**Exercise objective**
Without the pictures, reproduce the records that follow exactly.

**Material**
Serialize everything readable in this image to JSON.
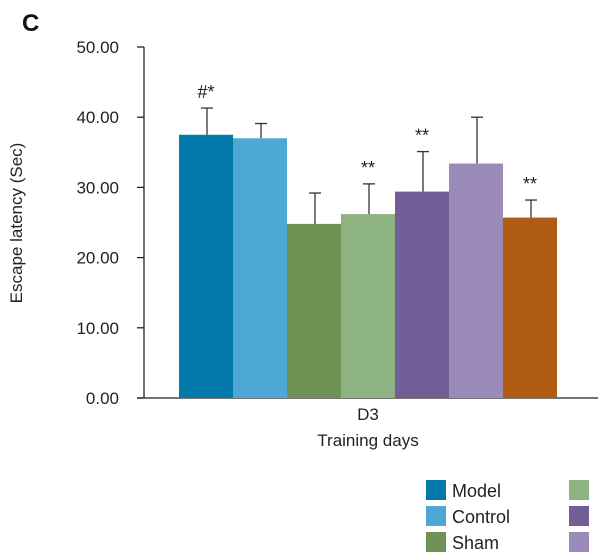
{
  "panel_label": "C",
  "chart_data": {
    "type": "bar",
    "title": "",
    "xlabel": "Training days",
    "ylabel": "Escape latency (Sec)",
    "ylim": [
      0,
      50
    ],
    "yticks": [
      "0.00",
      "10.00",
      "20.00",
      "30.00",
      "40.00",
      "50.00"
    ],
    "categories": [
      "D3"
    ],
    "grid": false,
    "legend_position": "bottom-right",
    "series": [
      {
        "name": "Model",
        "color": "#0379a9",
        "value": 37.5,
        "error": 3.8,
        "annotation": "#*"
      },
      {
        "name": "Control",
        "color": "#4ea8d5",
        "value": 37.0,
        "error": 2.1,
        "annotation": ""
      },
      {
        "name": "Sham",
        "color": "#6e9354",
        "value": 24.8,
        "error": 4.4,
        "annotation": ""
      },
      {
        "name": "",
        "color": "#8db383",
        "value": 26.2,
        "error": 4.3,
        "annotation": "**"
      },
      {
        "name": "",
        "color": "#735d97",
        "value": 29.4,
        "error": 5.7,
        "annotation": "**"
      },
      {
        "name": "",
        "color": "#9a8bba",
        "value": 33.4,
        "error": 6.6,
        "annotation": ""
      },
      {
        "name": "",
        "color": "#b05b14",
        "value": 25.7,
        "error": 2.5,
        "annotation": "**"
      }
    ]
  }
}
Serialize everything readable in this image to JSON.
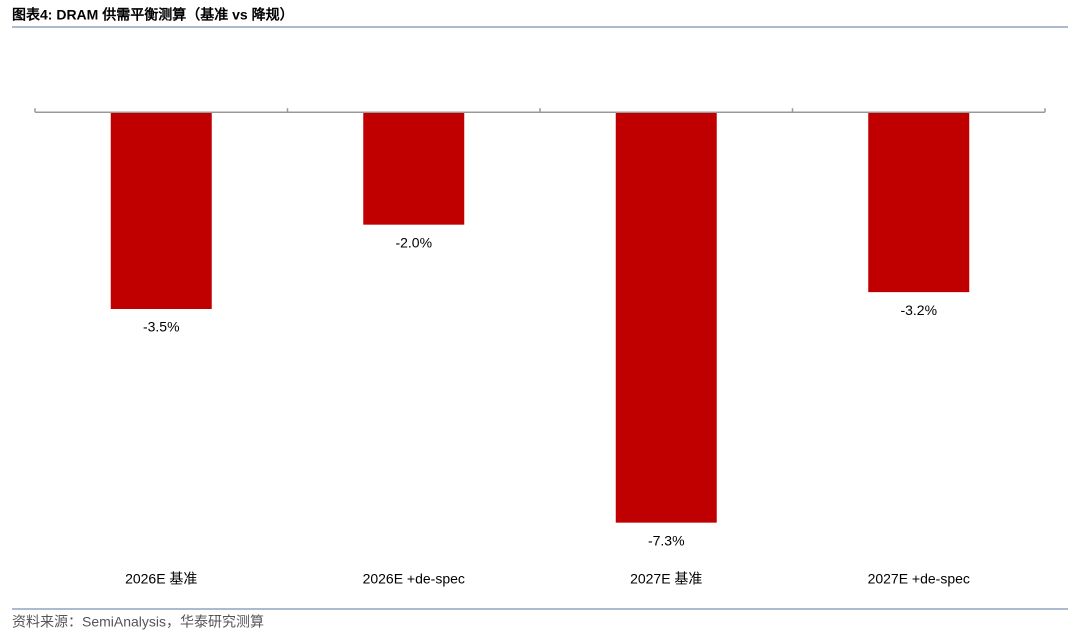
{
  "chart_data": {
    "type": "bar",
    "title": "图表4:  DRAM 供需平衡测算（基准 vs 降规）",
    "source": "资料来源：SemiAnalysis，华泰研究测算",
    "categories": [
      "2026E 基准",
      "2026E +de-spec",
      "2027E 基准",
      "2027E +de-spec"
    ],
    "values": [
      -3.5,
      -2.0,
      -7.3,
      -3.2
    ],
    "value_labels": [
      "-3.5%",
      "-2.0%",
      "-7.3%",
      "-3.2%"
    ],
    "color": "#c00000",
    "ylim": [
      -8,
      1
    ]
  }
}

**Result**
Serialize everything readable in this image to JSON.
{
  "panel_label": "C",
  "chart_data": {
    "type": "bar",
    "title": "",
    "xlabel": "Training days",
    "ylabel": "Escape latency (Sec)",
    "ylim": [
      0,
      50
    ],
    "yticks": [
      "0.00",
      "10.00",
      "20.00",
      "30.00",
      "40.00",
      "50.00"
    ],
    "categories": [
      "D3"
    ],
    "grid": false,
    "legend_position": "bottom-right",
    "series": [
      {
        "name": "Model",
        "color": "#0379a9",
        "value": 37.5,
        "error": 3.8,
        "annotation": "#*"
      },
      {
        "name": "Control",
        "color": "#4ea8d5",
        "value": 37.0,
        "error": 2.1,
        "annotation": ""
      },
      {
        "name": "Sham",
        "color": "#6e9354",
        "value": 24.8,
        "error": 4.4,
        "annotation": ""
      },
      {
        "name": "",
        "color": "#8db383",
        "value": 26.2,
        "error": 4.3,
        "annotation": "**"
      },
      {
        "name": "",
        "color": "#735d97",
        "value": 29.4,
        "error": 5.7,
        "annotation": "**"
      },
      {
        "name": "",
        "color": "#9a8bba",
        "value": 33.4,
        "error": 6.6,
        "annotation": ""
      },
      {
        "name": "",
        "color": "#b05b14",
        "value": 25.7,
        "error": 2.5,
        "annotation": "**"
      }
    ]
  }
}
Serialize everything readable in this image to JSON.
{
  "chart_data": {
    "type": "bar",
    "title": "图表4:  DRAM 供需平衡测算（基准 vs 降规）",
    "source": "资料来源：SemiAnalysis，华泰研究测算",
    "categories": [
      "2026E 基准",
      "2026E +de-spec",
      "2027E 基准",
      "2027E +de-spec"
    ],
    "values": [
      -3.5,
      -2.0,
      -7.3,
      -3.2
    ],
    "value_labels": [
      "-3.5%",
      "-2.0%",
      "-7.3%",
      "-3.2%"
    ],
    "color": "#c00000",
    "ylim": [
      -8,
      1
    ]
  }
}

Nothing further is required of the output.